--- START ---

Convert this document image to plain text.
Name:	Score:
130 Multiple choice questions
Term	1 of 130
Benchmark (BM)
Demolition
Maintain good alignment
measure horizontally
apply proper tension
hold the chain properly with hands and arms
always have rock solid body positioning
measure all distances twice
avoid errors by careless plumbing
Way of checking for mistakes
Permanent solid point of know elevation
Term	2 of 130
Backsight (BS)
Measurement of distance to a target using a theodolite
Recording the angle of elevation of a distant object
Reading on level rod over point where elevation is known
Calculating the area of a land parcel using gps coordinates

--- END ---

§ **WHAT NEEDS TO BE DONE**
Take every line above carrying "point" and return it.

§ **SOLVED EXERCISE**
Permanent solid point of know elevation
Reading on level rod over point where elevation is known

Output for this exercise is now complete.